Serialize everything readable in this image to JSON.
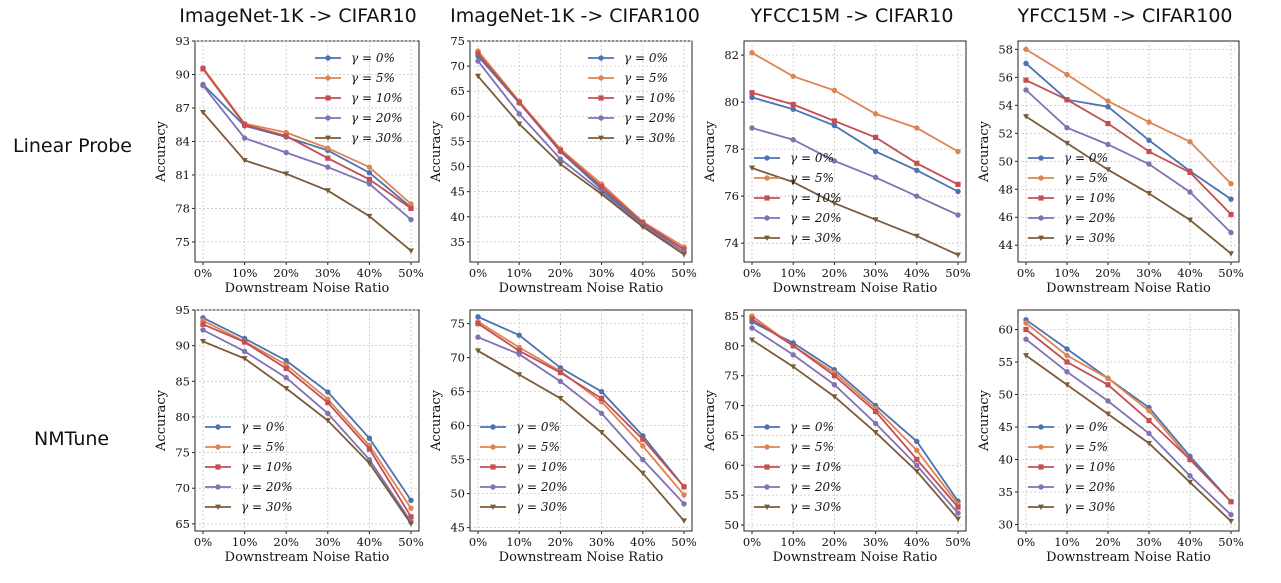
{
  "column_titles": [
    "ImageNet-1K -> CIFAR10",
    "ImageNet-1K -> CIFAR100",
    "YFCC15M -> CIFAR10",
    "YFCC15M -> CIFAR100"
  ],
  "row_labels": [
    "Linear Probe",
    "NMTune"
  ],
  "series_colors": [
    "#4c72b0",
    "#dd8452",
    "#c44e52",
    "#8172b3",
    "#7b5b3a"
  ],
  "chart_data": [
    {
      "type": "line",
      "title": "ImageNet-1K -> CIFAR10",
      "row": "Linear Probe",
      "x": [
        "0%",
        "10%",
        "20%",
        "30%",
        "40%",
        "50%"
      ],
      "xlabel": "Downstream Noise Ratio",
      "ylabel": "Accuracy",
      "ylim": [
        73.2,
        93
      ],
      "yticks": [
        "75",
        "78",
        "81",
        "84",
        "87",
        "90",
        "93"
      ],
      "grid": true,
      "legend": "top-right",
      "series": [
        {
          "name": "γ = 0%",
          "values": [
            89.1,
            85.4,
            84.4,
            83.2,
            81.2,
            78.1
          ]
        },
        {
          "name": "γ = 5%",
          "values": [
            90.6,
            85.6,
            84.8,
            83.4,
            81.7,
            78.4
          ]
        },
        {
          "name": "γ = 10%",
          "values": [
            90.5,
            85.5,
            84.5,
            82.5,
            80.6,
            78.0
          ]
        },
        {
          "name": "γ = 20%",
          "values": [
            89.0,
            84.3,
            83.0,
            81.7,
            80.2,
            77.0
          ]
        },
        {
          "name": "γ = 30%",
          "values": [
            86.6,
            82.3,
            81.1,
            79.6,
            77.3,
            74.2
          ]
        }
      ]
    },
    {
      "type": "line",
      "title": "ImageNet-1K -> CIFAR100",
      "row": "Linear Probe",
      "x": [
        "0%",
        "10%",
        "20%",
        "30%",
        "40%",
        "50%"
      ],
      "xlabel": "Downstream Noise Ratio",
      "ylabel": "Accuracy",
      "ylim": [
        31,
        75
      ],
      "yticks": [
        "35",
        "40",
        "45",
        "50",
        "55",
        "60",
        "65",
        "70",
        "75"
      ],
      "grid": true,
      "legend": "top-right",
      "series": [
        {
          "name": "γ = 0%",
          "values": [
            72.0,
            62.7,
            53.0,
            45.5,
            38.5,
            33.5
          ]
        },
        {
          "name": "γ = 5%",
          "values": [
            73.0,
            63.0,
            53.5,
            46.5,
            39.0,
            34.0
          ]
        },
        {
          "name": "γ = 10%",
          "values": [
            72.5,
            62.8,
            53.2,
            46.0,
            38.8,
            33.5
          ]
        },
        {
          "name": "γ = 20%",
          "values": [
            71.0,
            60.5,
            51.5,
            45.0,
            38.3,
            33.0
          ]
        },
        {
          "name": "γ = 30%",
          "values": [
            68.0,
            58.5,
            50.5,
            44.5,
            38.0,
            32.5
          ]
        }
      ]
    },
    {
      "type": "line",
      "title": "YFCC15M -> CIFAR10",
      "row": "Linear Probe",
      "x": [
        "0%",
        "10%",
        "20%",
        "30%",
        "40%",
        "50%"
      ],
      "xlabel": "Downstream Noise Ratio",
      "ylabel": "Accuracy",
      "ylim": [
        73.2,
        82.6
      ],
      "yticks": [
        "74",
        "76",
        "78",
        "80",
        "82"
      ],
      "grid": true,
      "legend": "bottom-left",
      "series": [
        {
          "name": "γ = 0%",
          "values": [
            80.2,
            79.7,
            79.0,
            77.9,
            77.1,
            76.2
          ]
        },
        {
          "name": "γ = 5%",
          "values": [
            82.1,
            81.1,
            80.5,
            79.5,
            78.9,
            77.9
          ]
        },
        {
          "name": "γ = 10%",
          "values": [
            80.4,
            79.9,
            79.2,
            78.5,
            77.4,
            76.5
          ]
        },
        {
          "name": "γ = 20%",
          "values": [
            78.9,
            78.4,
            77.5,
            76.8,
            76.0,
            75.2
          ]
        },
        {
          "name": "γ = 30%",
          "values": [
            77.2,
            76.6,
            75.7,
            75.0,
            74.3,
            73.5
          ]
        }
      ]
    },
    {
      "type": "line",
      "title": "YFCC15M -> CIFAR100",
      "row": "Linear Probe",
      "x": [
        "0%",
        "10%",
        "20%",
        "30%",
        "40%",
        "50%"
      ],
      "xlabel": "Downstream Noise Ratio",
      "ylabel": "Accuracy",
      "ylim": [
        42.8,
        58.6
      ],
      "yticks": [
        "44",
        "46",
        "48",
        "50",
        "52",
        "54",
        "56",
        "58"
      ],
      "grid": true,
      "legend": "bottom-left",
      "series": [
        {
          "name": "γ = 0%",
          "values": [
            57.0,
            54.4,
            53.9,
            51.5,
            49.3,
            47.3
          ]
        },
        {
          "name": "γ = 5%",
          "values": [
            58.0,
            56.2,
            54.3,
            52.8,
            51.4,
            48.4
          ]
        },
        {
          "name": "γ = 10%",
          "values": [
            55.8,
            54.4,
            52.7,
            50.7,
            49.2,
            46.2
          ]
        },
        {
          "name": "γ = 20%",
          "values": [
            55.1,
            52.4,
            51.2,
            49.8,
            47.8,
            44.9
          ]
        },
        {
          "name": "γ = 30%",
          "values": [
            53.2,
            51.3,
            49.4,
            47.7,
            45.8,
            43.4
          ]
        }
      ]
    },
    {
      "type": "line",
      "title": "ImageNet-1K -> CIFAR10",
      "row": "NMTune",
      "x": [
        "0%",
        "10%",
        "20%",
        "30%",
        "40%",
        "50%"
      ],
      "xlabel": "Downstream Noise Ratio",
      "ylabel": "Accuracy",
      "ylim": [
        64,
        95
      ],
      "yticks": [
        "65",
        "70",
        "75",
        "80",
        "85",
        "90",
        "95"
      ],
      "grid": true,
      "legend": "bottom-left",
      "series": [
        {
          "name": "γ = 0%",
          "values": [
            93.9,
            91.0,
            87.9,
            83.5,
            77.0,
            68.3
          ]
        },
        {
          "name": "γ = 5%",
          "values": [
            93.5,
            90.6,
            87.3,
            82.5,
            76.0,
            67.2
          ]
        },
        {
          "name": "γ = 10%",
          "values": [
            93.0,
            90.5,
            86.8,
            82.0,
            75.5,
            66.0
          ]
        },
        {
          "name": "γ = 20%",
          "values": [
            92.2,
            89.2,
            85.5,
            80.5,
            74.0,
            65.3
          ]
        },
        {
          "name": "γ = 30%",
          "values": [
            90.6,
            88.2,
            84.0,
            79.5,
            73.5,
            65.0
          ]
        }
      ]
    },
    {
      "type": "line",
      "title": "ImageNet-1K -> CIFAR100",
      "row": "NMTune",
      "x": [
        "0%",
        "10%",
        "20%",
        "30%",
        "40%",
        "50%"
      ],
      "xlabel": "Downstream Noise Ratio",
      "ylabel": "Accuracy",
      "ylim": [
        44.5,
        77
      ],
      "yticks": [
        "45",
        "50",
        "55",
        "60",
        "65",
        "70",
        "75"
      ],
      "grid": true,
      "legend": "bottom-left",
      "series": [
        {
          "name": "γ = 0%",
          "values": [
            76.0,
            73.3,
            68.5,
            65.0,
            58.5,
            51.0
          ]
        },
        {
          "name": "γ = 5%",
          "values": [
            75.3,
            71.5,
            68.0,
            63.5,
            57.0,
            49.8
          ]
        },
        {
          "name": "γ = 10%",
          "values": [
            75.0,
            71.0,
            67.8,
            64.0,
            58.0,
            51.0
          ]
        },
        {
          "name": "γ = 20%",
          "values": [
            73.0,
            70.5,
            66.5,
            61.8,
            55.0,
            48.5
          ]
        },
        {
          "name": "γ = 30%",
          "values": [
            71.0,
            67.5,
            64.0,
            59.0,
            53.0,
            46.0
          ]
        }
      ]
    },
    {
      "type": "line",
      "title": "YFCC15M -> CIFAR10",
      "row": "NMTune",
      "x": [
        "0%",
        "10%",
        "20%",
        "30%",
        "40%",
        "50%"
      ],
      "xlabel": "Downstream Noise Ratio",
      "ylabel": "Accuracy",
      "ylim": [
        49,
        86
      ],
      "yticks": [
        "50",
        "55",
        "60",
        "65",
        "70",
        "75",
        "80",
        "85"
      ],
      "grid": true,
      "legend": "bottom-left",
      "series": [
        {
          "name": "γ = 0%",
          "values": [
            84.0,
            80.5,
            76.0,
            70.0,
            64.0,
            54.0
          ]
        },
        {
          "name": "γ = 5%",
          "values": [
            85.0,
            80.0,
            75.5,
            69.5,
            62.5,
            53.5
          ]
        },
        {
          "name": "γ = 10%",
          "values": [
            84.5,
            80.0,
            75.0,
            69.0,
            61.0,
            53.0
          ]
        },
        {
          "name": "γ = 20%",
          "values": [
            83.0,
            78.5,
            73.5,
            67.0,
            60.0,
            52.0
          ]
        },
        {
          "name": "γ = 30%",
          "values": [
            81.0,
            76.5,
            71.5,
            65.5,
            59.0,
            51.0
          ]
        }
      ]
    },
    {
      "type": "line",
      "title": "YFCC15M -> CIFAR100",
      "row": "NMTune",
      "x": [
        "0%",
        "10%",
        "20%",
        "30%",
        "40%",
        "50%"
      ],
      "xlabel": "Downstream Noise Ratio",
      "ylabel": "Accuracy",
      "ylim": [
        29,
        63
      ],
      "yticks": [
        "30",
        "35",
        "40",
        "45",
        "50",
        "55",
        "60"
      ],
      "grid": true,
      "legend": "bottom-left",
      "series": [
        {
          "name": "γ = 0%",
          "values": [
            61.5,
            57.0,
            52.5,
            48.0,
            40.5,
            33.5
          ]
        },
        {
          "name": "γ = 5%",
          "values": [
            61.0,
            56.0,
            52.5,
            47.5,
            40.0,
            33.5
          ]
        },
        {
          "name": "γ = 10%",
          "values": [
            60.0,
            55.0,
            51.5,
            46.0,
            40.0,
            33.5
          ]
        },
        {
          "name": "γ = 20%",
          "values": [
            58.5,
            53.5,
            49.0,
            44.0,
            37.5,
            31.5
          ]
        },
        {
          "name": "γ = 30%",
          "values": [
            56.0,
            51.5,
            47.0,
            42.5,
            36.5,
            30.5
          ]
        }
      ]
    }
  ]
}
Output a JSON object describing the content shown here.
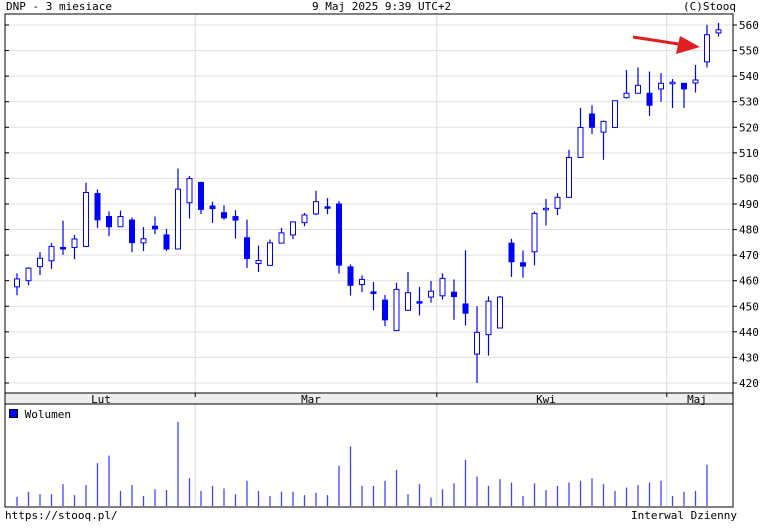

◆ ◆ ◆ ◆ ◆

DO THIS => How many lines in the listing above contain the string "JSON"? Answer with the number only.

SOLVED EXERCISE => 2